YOUR TASK -
Without omitting anything, return the records precisely as given.

(Extracted records)
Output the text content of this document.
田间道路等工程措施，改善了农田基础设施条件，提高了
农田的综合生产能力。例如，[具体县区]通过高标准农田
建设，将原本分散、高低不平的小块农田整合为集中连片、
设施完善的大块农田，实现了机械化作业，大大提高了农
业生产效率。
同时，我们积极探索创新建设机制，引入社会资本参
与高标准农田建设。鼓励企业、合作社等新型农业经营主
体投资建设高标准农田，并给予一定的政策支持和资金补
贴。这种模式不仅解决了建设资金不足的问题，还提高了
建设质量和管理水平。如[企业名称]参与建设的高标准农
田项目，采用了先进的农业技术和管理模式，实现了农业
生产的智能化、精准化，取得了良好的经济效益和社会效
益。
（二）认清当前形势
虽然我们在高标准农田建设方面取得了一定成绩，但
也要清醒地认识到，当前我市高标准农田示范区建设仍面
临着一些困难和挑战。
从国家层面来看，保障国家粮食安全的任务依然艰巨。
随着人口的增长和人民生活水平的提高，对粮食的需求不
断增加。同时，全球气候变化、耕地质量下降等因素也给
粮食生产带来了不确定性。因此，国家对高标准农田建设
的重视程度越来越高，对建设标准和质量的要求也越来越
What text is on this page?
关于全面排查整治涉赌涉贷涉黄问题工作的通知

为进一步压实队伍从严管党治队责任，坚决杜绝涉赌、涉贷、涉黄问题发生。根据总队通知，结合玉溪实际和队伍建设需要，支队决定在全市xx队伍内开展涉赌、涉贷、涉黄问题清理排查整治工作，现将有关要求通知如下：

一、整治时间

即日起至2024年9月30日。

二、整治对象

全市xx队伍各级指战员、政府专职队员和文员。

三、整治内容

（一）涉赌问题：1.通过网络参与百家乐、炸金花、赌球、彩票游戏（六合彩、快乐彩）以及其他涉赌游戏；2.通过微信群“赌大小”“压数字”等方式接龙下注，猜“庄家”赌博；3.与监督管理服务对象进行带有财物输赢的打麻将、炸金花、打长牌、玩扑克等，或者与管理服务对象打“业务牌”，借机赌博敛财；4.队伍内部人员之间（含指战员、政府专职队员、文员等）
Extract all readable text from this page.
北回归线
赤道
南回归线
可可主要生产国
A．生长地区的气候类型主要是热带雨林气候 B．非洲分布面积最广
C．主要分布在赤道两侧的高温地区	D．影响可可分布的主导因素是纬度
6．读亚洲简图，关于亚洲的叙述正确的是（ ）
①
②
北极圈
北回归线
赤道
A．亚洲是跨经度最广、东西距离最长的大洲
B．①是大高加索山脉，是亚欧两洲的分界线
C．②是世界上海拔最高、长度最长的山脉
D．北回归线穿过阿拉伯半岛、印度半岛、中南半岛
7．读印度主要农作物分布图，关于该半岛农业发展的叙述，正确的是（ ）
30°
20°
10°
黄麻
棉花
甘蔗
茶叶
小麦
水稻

RESULT BELOW -
Output the text content of this document.
田间道路等工程措施，改善了农田基础设施条件，提高了
农田的综合生产能力。例如，[具体县区]通过高标准农田
建设，将原本分散、高低不平的小块农田整合为集中连片、
设施完善的大块农田，实现了机械化作业，大大提高了农
业生产效率。
同时，我们积极探索创新建设机制，引入社会资本参
与高标准农田建设。鼓励企业、合作社等新型农业经营主
体投资建设高标准农田，并给予一定的政策支持和资金补
贴。这种模式不仅解决了建设资金不足的问题，还提高了
建设质量和管理水平。如[企业名称]参与建设的高标准农
田项目，采用了先进的农业技术和管理模式，实现了农业
生产的智能化、精准化，取得了良好的经济效益和社会效
益。
（二）认清当前形势
虽然我们在高标准农田建设方面取得了一定成绩，但
也要清醒地认识到，当前我市高标准农田示范区建设仍面
临着一些困难和挑战。
从国家层面来看，保障国家粮食安全的任务依然艰巨。
随着人口的增长和人民生活水平的提高，对粮食的需求不
断增加。同时，全球气候变化、耕地质量下降等因素也给
粮食生产带来了不确定性。因此，国家对高标准农田建设
的重视程度越来越高，对建设标准和质量的要求也越来越
What text is on this page?
关于全面排查整治涉赌涉贷涉黄问题工作的通知

为进一步压实队伍从严管党治队责任，坚决杜绝涉赌、涉贷、涉黄问题发生。根据总队通知，结合玉溪实际和队伍建设需要，支队决定在全市xx队伍内开展涉赌、涉贷、涉黄问题清理排查整治工作，现将有关要求通知如下：

一、整治时间

即日起至2024年9月30日。

二、整治对象

全市xx队伍各级指战员、政府专职队员和文员。

三、整治内容

（一）涉赌问题：1.通过网络参与百家乐、炸金花、赌球、彩票游戏（六合彩、快乐彩）以及其他涉赌游戏；2.通过微信群“赌大小”“压数字”等方式接龙下注，猜“庄家”赌博；3.与监督管理服务对象进行带有财物输赢的打麻将、炸金花、打长牌、玩扑克等，或者与管理服务对象打“业务牌”，借机赌博敛财；4.队伍内部人员之间（含指战员、政府专职队员、文员等）
Extract all readable text from this page.
北回归线
赤道
南回归线
可可主要生产国
A．生长地区的气候类型主要是热带雨林气候 B．非洲分布面积最广
C．主要分布在赤道两侧的高温地区	D．影响可可分布的主导因素是纬度
6．读亚洲简图，关于亚洲的叙述正确的是（ ）
①
②
北极圈
北回归线
赤道
A．亚洲是跨经度最广、东西距离最长的大洲
B．①是大高加索山脉，是亚欧两洲的分界线
C．②是世界上海拔最高、长度最长的山脉
D．北回归线穿过阿拉伯半岛、印度半岛、中南半岛
7．读印度主要农作物分布图，关于该半岛农业发展的叙述，正确的是（ ）
30°
20°
10°
黄麻
棉花
甘蔗
茶叶
小麦
水稻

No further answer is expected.